# Records to process:
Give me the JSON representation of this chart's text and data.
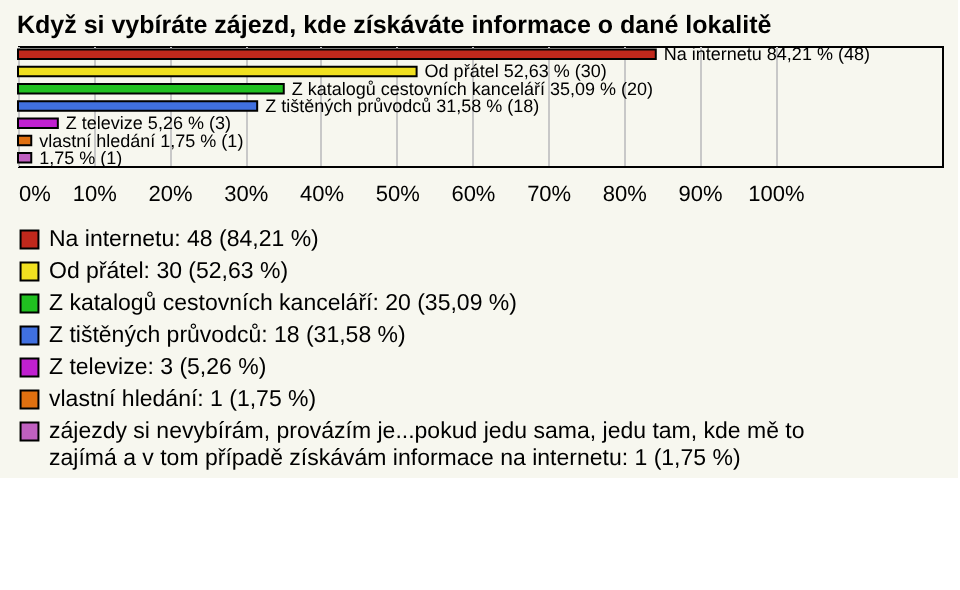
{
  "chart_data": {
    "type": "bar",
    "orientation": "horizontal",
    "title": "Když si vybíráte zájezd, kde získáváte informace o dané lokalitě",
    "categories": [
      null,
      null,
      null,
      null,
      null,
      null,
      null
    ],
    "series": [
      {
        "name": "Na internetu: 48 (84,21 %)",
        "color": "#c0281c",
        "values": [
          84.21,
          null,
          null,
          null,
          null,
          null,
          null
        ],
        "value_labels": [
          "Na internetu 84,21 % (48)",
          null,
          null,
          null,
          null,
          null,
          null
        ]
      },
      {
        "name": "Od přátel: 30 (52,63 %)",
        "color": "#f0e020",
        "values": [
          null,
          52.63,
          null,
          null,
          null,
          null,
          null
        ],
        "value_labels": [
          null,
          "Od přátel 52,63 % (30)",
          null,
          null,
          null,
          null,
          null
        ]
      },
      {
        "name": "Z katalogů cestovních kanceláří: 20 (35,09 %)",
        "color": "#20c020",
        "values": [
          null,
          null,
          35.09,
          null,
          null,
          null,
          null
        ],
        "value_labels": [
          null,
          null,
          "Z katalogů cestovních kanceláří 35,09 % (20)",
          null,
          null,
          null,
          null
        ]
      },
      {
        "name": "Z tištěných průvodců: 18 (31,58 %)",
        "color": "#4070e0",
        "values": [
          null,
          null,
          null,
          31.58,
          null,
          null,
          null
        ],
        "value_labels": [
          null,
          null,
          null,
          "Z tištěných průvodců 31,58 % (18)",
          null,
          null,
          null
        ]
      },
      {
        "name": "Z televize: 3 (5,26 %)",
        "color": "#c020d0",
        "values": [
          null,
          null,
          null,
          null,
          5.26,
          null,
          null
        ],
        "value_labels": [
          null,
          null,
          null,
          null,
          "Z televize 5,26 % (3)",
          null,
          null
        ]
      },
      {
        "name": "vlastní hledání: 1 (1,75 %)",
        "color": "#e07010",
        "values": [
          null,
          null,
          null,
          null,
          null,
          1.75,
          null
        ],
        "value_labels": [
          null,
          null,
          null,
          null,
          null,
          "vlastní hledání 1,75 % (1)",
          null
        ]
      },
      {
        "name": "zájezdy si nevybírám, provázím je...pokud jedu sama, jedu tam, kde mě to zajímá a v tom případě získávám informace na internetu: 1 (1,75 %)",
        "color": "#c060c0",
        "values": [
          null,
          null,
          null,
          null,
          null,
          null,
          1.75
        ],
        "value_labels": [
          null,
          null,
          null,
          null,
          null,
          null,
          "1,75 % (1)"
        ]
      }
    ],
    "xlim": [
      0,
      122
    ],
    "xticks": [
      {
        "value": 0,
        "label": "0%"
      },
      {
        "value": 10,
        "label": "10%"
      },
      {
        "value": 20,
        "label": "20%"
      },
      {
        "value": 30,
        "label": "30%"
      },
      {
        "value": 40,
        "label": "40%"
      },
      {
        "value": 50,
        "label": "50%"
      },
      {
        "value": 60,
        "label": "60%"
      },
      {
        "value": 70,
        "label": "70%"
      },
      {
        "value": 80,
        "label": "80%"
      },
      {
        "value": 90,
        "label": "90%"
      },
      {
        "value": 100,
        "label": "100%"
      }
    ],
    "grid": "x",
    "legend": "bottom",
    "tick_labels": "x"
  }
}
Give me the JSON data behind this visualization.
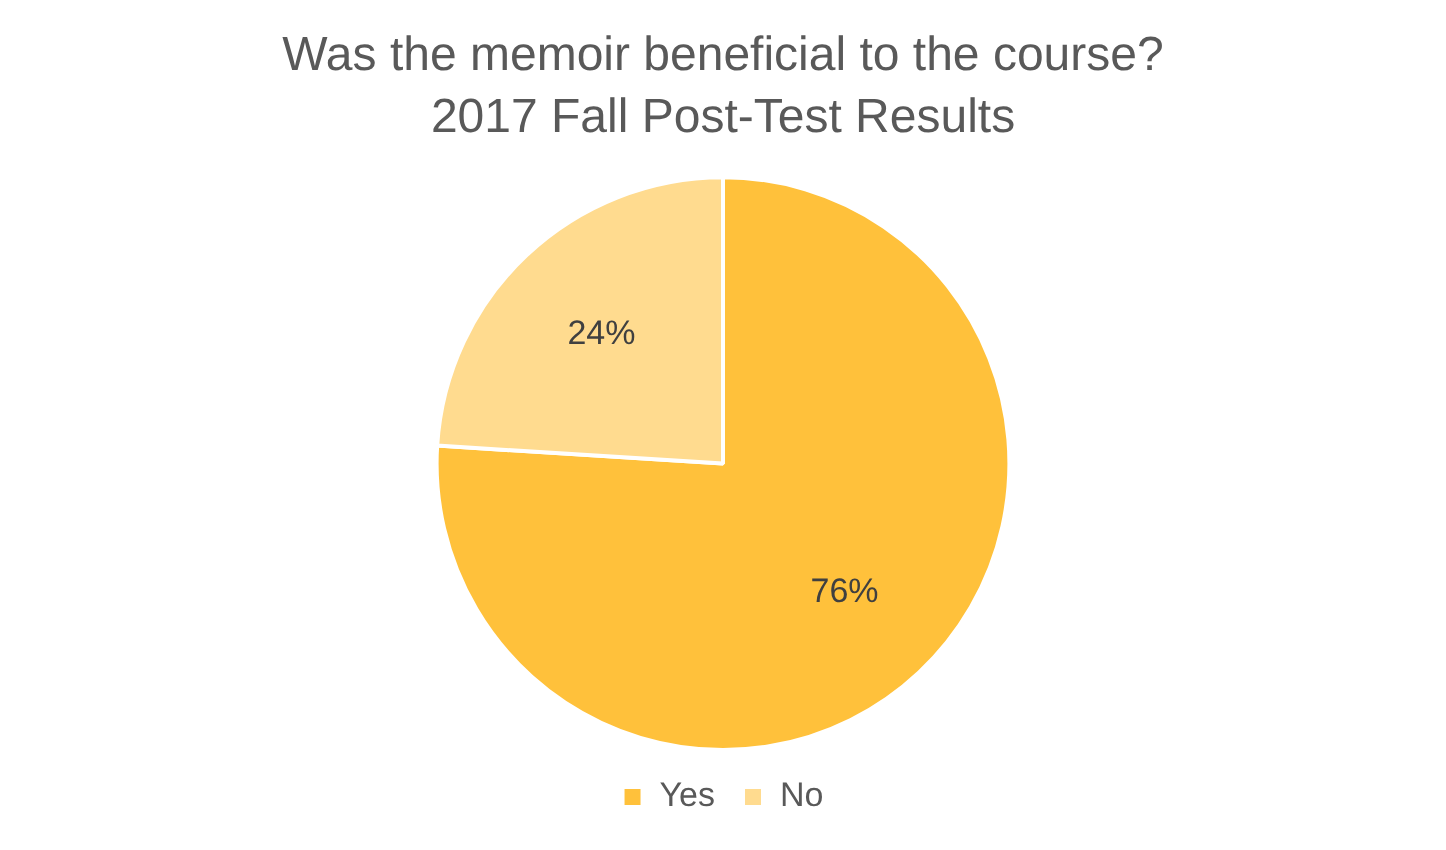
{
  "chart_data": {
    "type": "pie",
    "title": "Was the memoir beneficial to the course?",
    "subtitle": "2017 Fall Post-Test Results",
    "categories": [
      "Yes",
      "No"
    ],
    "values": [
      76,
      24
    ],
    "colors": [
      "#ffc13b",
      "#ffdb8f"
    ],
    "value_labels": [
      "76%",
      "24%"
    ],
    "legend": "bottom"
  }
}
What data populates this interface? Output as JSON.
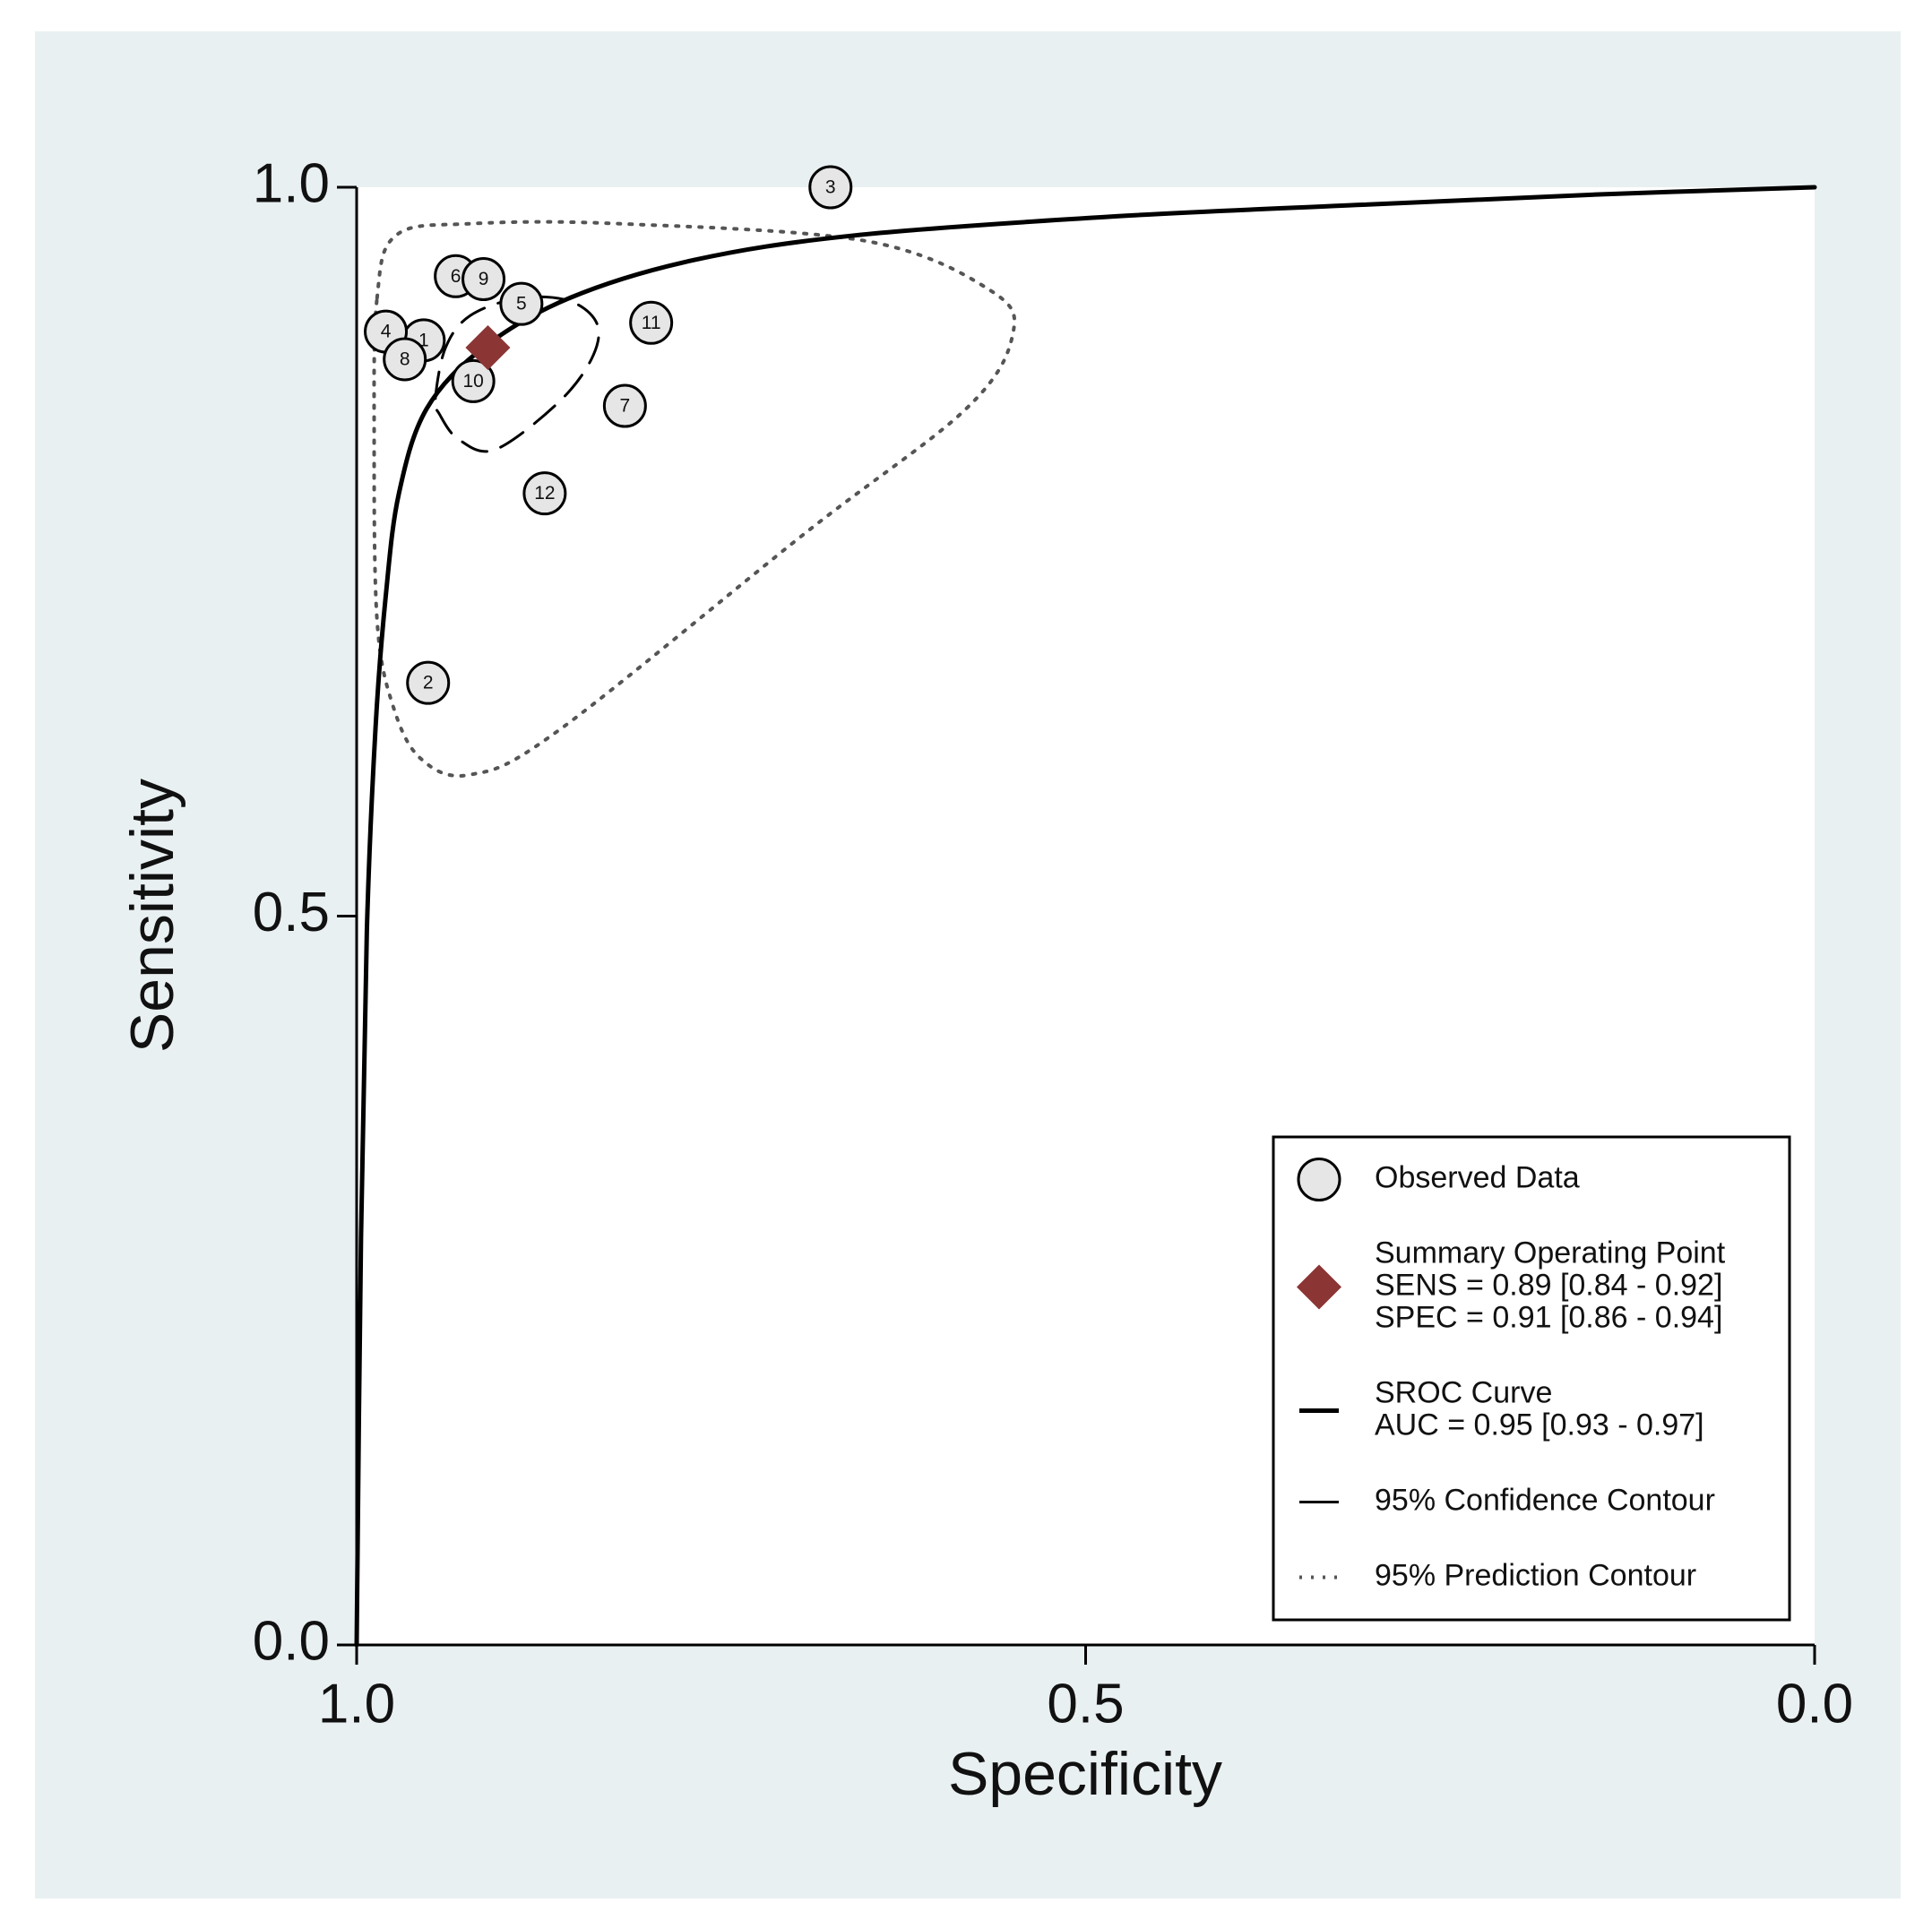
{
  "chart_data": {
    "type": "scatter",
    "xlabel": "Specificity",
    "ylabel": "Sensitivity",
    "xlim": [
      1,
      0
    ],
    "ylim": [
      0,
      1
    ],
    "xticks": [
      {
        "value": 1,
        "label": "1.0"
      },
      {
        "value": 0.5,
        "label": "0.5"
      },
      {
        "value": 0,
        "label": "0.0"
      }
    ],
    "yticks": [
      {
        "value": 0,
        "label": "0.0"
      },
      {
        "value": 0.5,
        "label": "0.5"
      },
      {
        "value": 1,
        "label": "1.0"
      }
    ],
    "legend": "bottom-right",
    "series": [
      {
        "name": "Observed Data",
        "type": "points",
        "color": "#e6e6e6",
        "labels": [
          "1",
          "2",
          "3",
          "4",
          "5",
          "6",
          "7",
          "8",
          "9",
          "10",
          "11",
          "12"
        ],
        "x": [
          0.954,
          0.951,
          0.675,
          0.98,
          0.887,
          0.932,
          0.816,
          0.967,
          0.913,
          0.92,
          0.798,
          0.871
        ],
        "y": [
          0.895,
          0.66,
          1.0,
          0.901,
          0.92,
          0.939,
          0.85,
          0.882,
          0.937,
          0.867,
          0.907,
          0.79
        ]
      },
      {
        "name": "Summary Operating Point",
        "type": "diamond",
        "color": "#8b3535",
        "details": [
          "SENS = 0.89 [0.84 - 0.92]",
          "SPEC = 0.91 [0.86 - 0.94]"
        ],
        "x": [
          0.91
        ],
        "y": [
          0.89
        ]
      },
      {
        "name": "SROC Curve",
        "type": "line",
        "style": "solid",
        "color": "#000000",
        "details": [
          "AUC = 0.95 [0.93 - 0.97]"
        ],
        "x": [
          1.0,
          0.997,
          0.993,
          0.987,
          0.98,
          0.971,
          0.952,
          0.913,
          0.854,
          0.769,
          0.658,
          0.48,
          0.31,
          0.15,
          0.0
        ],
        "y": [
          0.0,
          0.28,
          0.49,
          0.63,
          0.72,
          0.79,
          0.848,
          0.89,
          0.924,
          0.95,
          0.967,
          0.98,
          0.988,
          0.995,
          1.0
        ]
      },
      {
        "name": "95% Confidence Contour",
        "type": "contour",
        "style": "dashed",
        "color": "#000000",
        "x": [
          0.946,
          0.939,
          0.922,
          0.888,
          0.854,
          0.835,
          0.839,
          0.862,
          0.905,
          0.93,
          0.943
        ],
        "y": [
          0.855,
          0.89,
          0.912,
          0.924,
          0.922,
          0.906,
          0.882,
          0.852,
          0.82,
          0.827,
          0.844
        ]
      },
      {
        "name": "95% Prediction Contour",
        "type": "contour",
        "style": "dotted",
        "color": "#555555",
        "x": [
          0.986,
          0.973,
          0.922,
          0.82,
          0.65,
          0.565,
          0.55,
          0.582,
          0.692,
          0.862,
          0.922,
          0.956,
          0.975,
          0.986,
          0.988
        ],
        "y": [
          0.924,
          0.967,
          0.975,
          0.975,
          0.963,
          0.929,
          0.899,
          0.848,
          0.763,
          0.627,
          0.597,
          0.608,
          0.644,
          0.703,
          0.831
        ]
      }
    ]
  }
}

# What you will do:
From the listing above, print every entry precisely and drop the pictures.

# Output:
Give me the JSON representation of this chart's text and data.
{
  "chart_data": {
    "type": "bar",
    "orientation": "horizontal",
    "title": "Když si vybíráte zájezd, kde získáváte informace o dané lokalitě",
    "categories": [
      null,
      null,
      null,
      null,
      null,
      null,
      null
    ],
    "series": [
      {
        "name": "Na internetu: 48 (84,21 %)",
        "color": "#c0281c",
        "values": [
          84.21,
          null,
          null,
          null,
          null,
          null,
          null
        ],
        "value_labels": [
          "Na internetu 84,21 % (48)",
          null,
          null,
          null,
          null,
          null,
          null
        ]
      },
      {
        "name": "Od přátel: 30 (52,63 %)",
        "color": "#f0e020",
        "values": [
          null,
          52.63,
          null,
          null,
          null,
          null,
          null
        ],
        "value_labels": [
          null,
          "Od přátel 52,63 % (30)",
          null,
          null,
          null,
          null,
          null
        ]
      },
      {
        "name": "Z katalogů cestovních kanceláří: 20 (35,09 %)",
        "color": "#20c020",
        "values": [
          null,
          null,
          35.09,
          null,
          null,
          null,
          null
        ],
        "value_labels": [
          null,
          null,
          "Z katalogů cestovních kanceláří 35,09 % (20)",
          null,
          null,
          null,
          null
        ]
      },
      {
        "name": "Z tištěných průvodců: 18 (31,58 %)",
        "color": "#4070e0",
        "values": [
          null,
          null,
          null,
          31.58,
          null,
          null,
          null
        ],
        "value_labels": [
          null,
          null,
          null,
          "Z tištěných průvodců 31,58 % (18)",
          null,
          null,
          null
        ]
      },
      {
        "name": "Z televize: 3 (5,26 %)",
        "color": "#c020d0",
        "values": [
          null,
          null,
          null,
          null,
          5.26,
          null,
          null
        ],
        "value_labels": [
          null,
          null,
          null,
          null,
          "Z televize 5,26 % (3)",
          null,
          null
        ]
      },
      {
        "name": "vlastní hledání: 1 (1,75 %)",
        "color": "#e07010",
        "values": [
          null,
          null,
          null,
          null,
          null,
          1.75,
          null
        ],
        "value_labels": [
          null,
          null,
          null,
          null,
          null,
          "vlastní hledání 1,75 % (1)",
          null
        ]
      },
      {
        "name": "zájezdy si nevybírám, provázím je...pokud jedu sama, jedu tam, kde mě to zajímá a v tom případě získávám informace na internetu: 1 (1,75 %)",
        "color": "#c060c0",
        "values": [
          null,
          null,
          null,
          null,
          null,
          null,
          1.75
        ],
        "value_labels": [
          null,
          null,
          null,
          null,
          null,
          null,
          "1,75 % (1)"
        ]
      }
    ],
    "xlim": [
      0,
      122
    ],
    "xticks": [
      {
        "value": 0,
        "label": "0%"
      },
      {
        "value": 10,
        "label": "10%"
      },
      {
        "value": 20,
        "label": "20%"
      },
      {
        "value": 30,
        "label": "30%"
      },
      {
        "value": 40,
        "label": "40%"
      },
      {
        "value": 50,
        "label": "50%"
      },
      {
        "value": 60,
        "label": "60%"
      },
      {
        "value": 70,
        "label": "70%"
      },
      {
        "value": 80,
        "label": "80%"
      },
      {
        "value": 90,
        "label": "90%"
      },
      {
        "value": 100,
        "label": "100%"
      }
    ],
    "grid": "x",
    "legend": "bottom",
    "tick_labels": "x"
  }
}
Give me the JSON data behind this visualization.
{
  "chart_data": {
    "type": "pie",
    "title": "Was the memoir beneficial to the course?",
    "subtitle": "2017 Fall Post-Test Results",
    "categories": [
      "Yes",
      "No"
    ],
    "values": [
      76,
      24
    ],
    "colors": [
      "#ffc13b",
      "#ffdb8f"
    ],
    "value_labels": [
      "76%",
      "24%"
    ],
    "legend": "bottom"
  }
}
What data populates this interface? Output as JSON.
{
  "chart_data": {
    "type": "scatter",
    "xlabel": "Specificity",
    "ylabel": "Sensitivity",
    "xlim": [
      1,
      0
    ],
    "ylim": [
      0,
      1
    ],
    "xticks": [
      {
        "value": 1,
        "label": "1.0"
      },
      {
        "value": 0.5,
        "label": "0.5"
      },
      {
        "value": 0,
        "label": "0.0"
      }
    ],
    "yticks": [
      {
        "value": 0,
        "label": "0.0"
      },
      {
        "value": 0.5,
        "label": "0.5"
      },
      {
        "value": 1,
        "label": "1.0"
      }
    ],
    "legend": "bottom-right",
    "series": [
      {
        "name": "Observed Data",
        "type": "points",
        "color": "#e6e6e6",
        "labels": [
          "1",
          "2",
          "3",
          "4",
          "5",
          "6",
          "7",
          "8",
          "9",
          "10",
          "11",
          "12"
        ],
        "x": [
          0.954,
          0.951,
          0.675,
          0.98,
          0.887,
          0.932,
          0.816,
          0.967,
          0.913,
          0.92,
          0.798,
          0.871
        ],
        "y": [
          0.895,
          0.66,
          1.0,
          0.901,
          0.92,
          0.939,
          0.85,
          0.882,
          0.937,
          0.867,
          0.907,
          0.79
        ]
      },
      {
        "name": "Summary Operating Point",
        "type": "diamond",
        "color": "#8b3535",
        "details": [
          "SENS = 0.89 [0.84 - 0.92]",
          "SPEC = 0.91 [0.86 - 0.94]"
        ],
        "x": [
          0.91
        ],
        "y": [
          0.89
        ]
      },
      {
        "name": "SROC Curve",
        "type": "line",
        "style": "solid",
        "color": "#000000",
        "details": [
          "AUC = 0.95 [0.93 - 0.97]"
        ],
        "x": [
          1.0,
          0.997,
          0.993,
          0.987,
          0.98,
          0.971,
          0.952,
          0.913,
          0.854,
          0.769,
          0.658,
          0.48,
          0.31,
          0.15,
          0.0
        ],
        "y": [
          0.0,
          0.28,
          0.49,
          0.63,
          0.72,
          0.79,
          0.848,
          0.89,
          0.924,
          0.95,
          0.967,
          0.98,
          0.988,
          0.995,
          1.0
        ]
      },
      {
        "name": "95% Confidence Contour",
        "type": "contour",
        "style": "dashed",
        "color": "#000000",
        "x": [
          0.946,
          0.939,
          0.922,
          0.888,
          0.854,
          0.835,
          0.839,
          0.862,
          0.905,
          0.93,
          0.943
        ],
        "y": [
          0.855,
          0.89,
          0.912,
          0.924,
          0.922,
          0.906,
          0.882,
          0.852,
          0.82,
          0.827,
          0.844
        ]
      },
      {
        "name": "95% Prediction Contour",
        "type": "contour",
        "style": "dotted",
        "color": "#555555",
        "x": [
          0.986,
          0.973,
          0.922,
          0.82,
          0.65,
          0.565,
          0.55,
          0.582,
          0.692,
          0.862,
          0.922,
          0.956,
          0.975,
          0.986,
          0.988
        ],
        "y": [
          0.924,
          0.967,
          0.975,
          0.975,
          0.963,
          0.929,
          0.899,
          0.848,
          0.763,
          0.627,
          0.597,
          0.608,
          0.644,
          0.703,
          0.831
        ]
      }
    ]
  }
}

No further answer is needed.